§ **To be done**: From the entries provided below, copy each line that contains the word "name".
▽
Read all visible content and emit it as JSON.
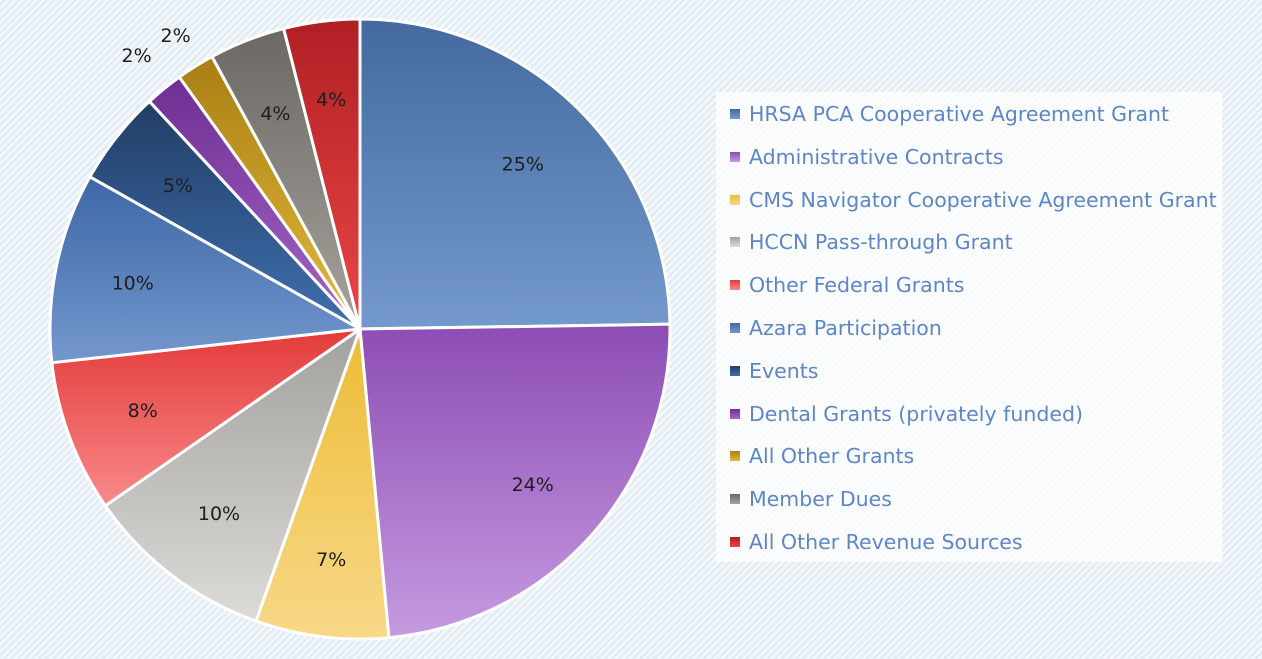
{
  "chart_data": {
    "type": "pie",
    "start_angle_deg": 0,
    "direction": "clockwise",
    "legend_position": "right",
    "slices": [
      {
        "name": "HRSA PCA Cooperative Agreement Grant",
        "value": 25,
        "label": "25%",
        "color_light": "#7499cd",
        "color_dark": "#43699f"
      },
      {
        "name": "Administrative Contracts",
        "value": 24,
        "label": "24%",
        "color_light": "#c59be0",
        "color_dark": "#8c4cb4"
      },
      {
        "name": "CMS Navigator Cooperative Agreement Grant",
        "value": 7,
        "label": "7%",
        "color_light": "#f8d888",
        "color_dark": "#ecbc35"
      },
      {
        "name": "HCCN Pass-through Grant",
        "value": 10,
        "label": "10%",
        "color_light": "#dcdbd7",
        "color_dark": "#a3a19d"
      },
      {
        "name": "Other Federal Grants",
        "value": 8,
        "label": "8%",
        "color_light": "#f88a8a",
        "color_dark": "#e43a3a"
      },
      {
        "name": "Azara Participation",
        "value": 10,
        "label": "10%",
        "color_light": "#7397cd",
        "color_dark": "#3e67a6"
      },
      {
        "name": "Events",
        "value": 5,
        "label": "5%",
        "color_light": "#3f6fae",
        "color_dark": "#223e66"
      },
      {
        "name": "Dental Grants (privately funded)",
        "value": 2,
        "label": "2%",
        "color_light": "#a468c8",
        "color_dark": "#6e2e93"
      },
      {
        "name": "All Other Grants",
        "value": 2,
        "label": "2%",
        "color_light": "#e3b93b",
        "color_dark": "#a97f13"
      },
      {
        "name": "Member Dues",
        "value": 4,
        "label": "4%",
        "color_light": "#a6a39d",
        "color_dark": "#6b6863"
      },
      {
        "name": "All Other Revenue Sources",
        "value": 4,
        "label": "4%",
        "color_light": "#ec4646",
        "color_dark": "#b01f24"
      }
    ]
  }
}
△
§ **Output**:
        "name": "HRSA PCA Cooperative Agreement Grant",
        "name": "Administrative Contracts",
        "name": "CMS Navigator Cooperative Agreement Grant",
        "name": "HCCN Pass-through Grant",
        "name": "Other Federal Grants",
        "name": "Azara Participation",
        "name": "Events",
        "name": "Dental Grants (privately funded)",
        "name": "All Other Grants",
        "name": "Member Dues",
        "name": "All Other Revenue Sources",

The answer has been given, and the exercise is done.